**GOAL**
Copy the data that follows, character for character, minus the pictures.

**DATA LINES**

________________________________________

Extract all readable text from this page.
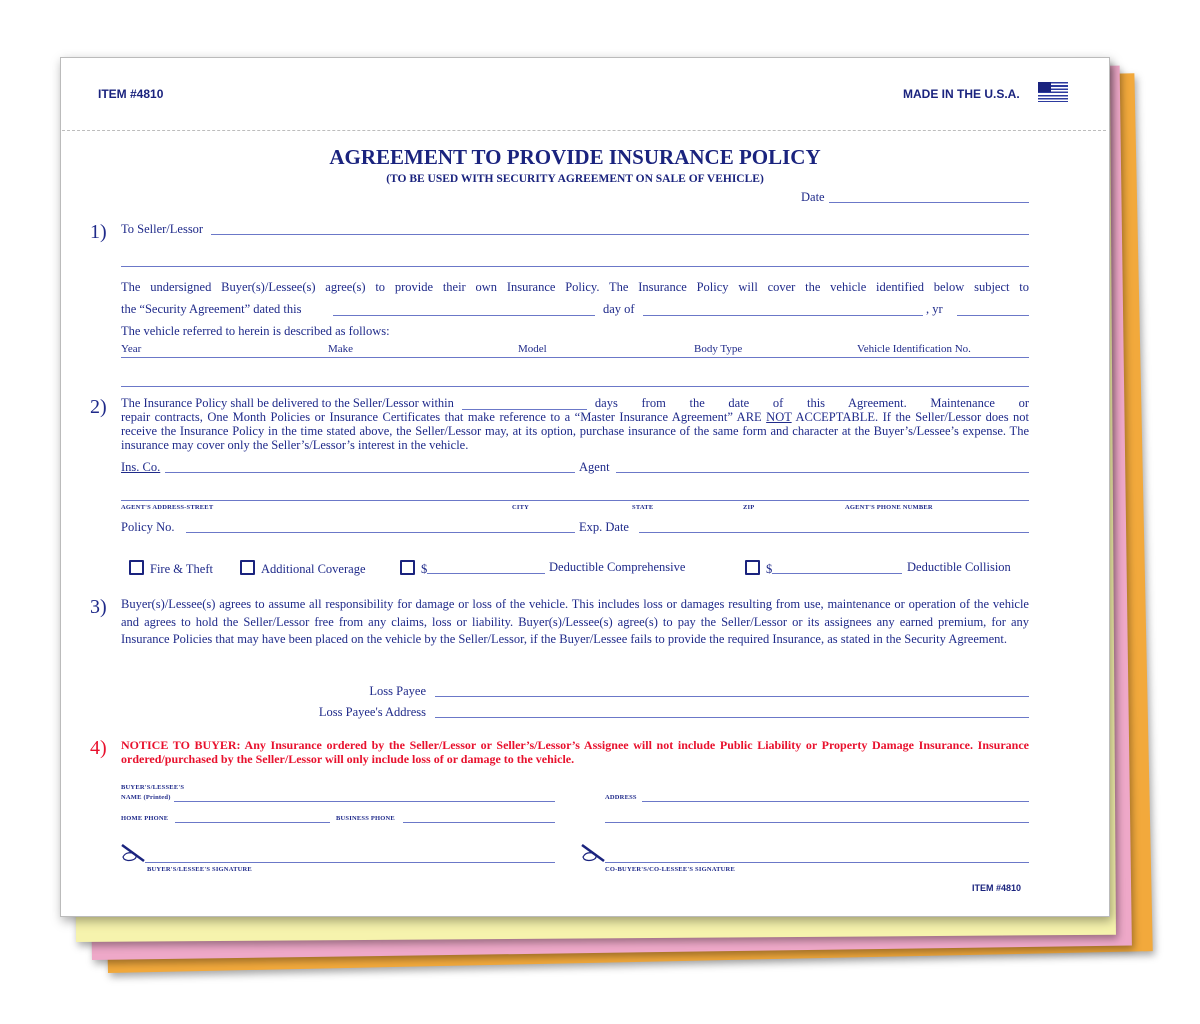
ITEM #4810	MADE IN THE U.S.A.
AGREEMENT TO PROVIDE INSURANCE POLICY
(TO BE USED WITH SECURITY AGREEMENT ON SALE OF VEHICLE)
Date
1) To Seller/Lessor
The undersigned Buyer(s)/Lessee(s) agree(s) to provide their own Insurance Policy. The Insurance Policy will cover the vehicle identified below subject to
the “Security Agreement” dated this	day of	, yr
The vehicle referred to herein is described as follows:
Year	Make	Model	Body Type	Vehicle Identification No.
2) The Insurance Policy shall be delivered to the Seller/Lessor within	days from the date of this Agreement. Maintenance or
repair contracts, One Month Policies or Insurance Certificates that make reference to a “Master Insurance Agreement” ARE NOT ACCEPTABLE. If the Seller/Lessor does not receive the Insurance Policy in the time stated above, the Seller/Lessor may, at its option, purchase insurance of the same form and character at the Buyer’s/Lessee’s expense. The insurance may cover only the Seller’s/Lessor’s interest in the vehicle.
Ins. Co.	Agent
AGENT'S ADDRESS-STREET	CITY	STATE	ZIP	AGENT'S PHONE NUMBER
Policy No.	Exp. Date
Fire & Theft	Additional Coverage	$	Deductible Comprehensive	$	Deductible Collision
3) Buyer(s)/Lessee(s) agrees to assume all responsibility for damage or loss of the vehicle. This includes loss or damages resulting from use, maintenance or operation of the vehicle and agrees to hold the Seller/Lessor free from any claims, loss or liability. Buyer(s)/Lessee(s) agree(s) to pay the Seller/Lessor or its assignees any earned premium, for any Insurance Policies that may have been placed on the vehicle by the Seller/Lessor, if the Buyer/Lessee fails to provide the required Insurance, as stated in the Security Agreement.
Loss Payee
Loss Payee's Address
4) NOTICE TO BUYER: Any Insurance ordered by the Seller/Lessor or Seller’s/Lessor’s Assignee will not include Public Liability or Property Damage Insurance. Insurance ordered/purchased by the Seller/Lessor will only include loss of or damage to the vehicle.
BUYER'S/LESSEE'S
NAME (Printed)	ADDRESS
HOME PHONE	BUSINESS PHONE
BUYER'S/LESSEE'S SIGNATURE	CO-BUYER'S/CO-LESSEE'S SIGNATURE
ITEM #4810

________________________________________

**REPLY TO THE EXERCISE**
Extract all readable text from this page.
ITEM #4810	MADE IN THE U.S.A.
AGREEMENT TO PROVIDE INSURANCE POLICY
(TO BE USED WITH SECURITY AGREEMENT ON SALE OF VEHICLE)
Date
1) To Seller/Lessor
The undersigned Buyer(s)/Lessee(s) agree(s) to provide their own Insurance Policy. The Insurance Policy will cover the vehicle identified below subject to
the “Security Agreement” dated this	day of	, yr
The vehicle referred to herein is described as follows:
Year	Make	Model	Body Type	Vehicle Identification No.
2) The Insurance Policy shall be delivered to the Seller/Lessor within	days from the date of this Agreement. Maintenance or
repair contracts, One Month Policies or Insurance Certificates that make reference to a “Master Insurance Agreement” ARE NOT ACCEPTABLE. If the Seller/Lessor does not receive the Insurance Policy in the time stated above, the Seller/Lessor may, at its option, purchase insurance of the same form and character at the Buyer’s/Lessee’s expense. The insurance may cover only the Seller’s/Lessor’s interest in the vehicle.
Ins. Co.	Agent
AGENT'S ADDRESS-STREET	CITY	STATE	ZIP	AGENT'S PHONE NUMBER
Policy No.	Exp. Date
Fire & Theft	Additional Coverage	$	Deductible Comprehensive	$	Deductible Collision
3) Buyer(s)/Lessee(s) agrees to assume all responsibility for damage or loss of the vehicle. This includes loss or damages resulting from use, maintenance or operation of the vehicle and agrees to hold the Seller/Lessor free from any claims, loss or liability. Buyer(s)/Lessee(s) agree(s) to pay the Seller/Lessor or its assignees any earned premium, for any Insurance Policies that may have been placed on the vehicle by the Seller/Lessor, if the Buyer/Lessee fails to provide the required Insurance, as stated in the Security Agreement.
Loss Payee
Loss Payee's Address
4) NOTICE TO BUYER: Any Insurance ordered by the Seller/Lessor or Seller’s/Lessor’s Assignee will not include Public Liability or Property Damage Insurance. Insurance ordered/purchased by the Seller/Lessor will only include loss of or damage to the vehicle.
BUYER'S/LESSEE'S
NAME (Printed)	ADDRESS
HOME PHONE	BUSINESS PHONE
BUYER'S/LESSEE'S SIGNATURE	CO-BUYER'S/CO-LESSEE'S SIGNATURE
ITEM #4810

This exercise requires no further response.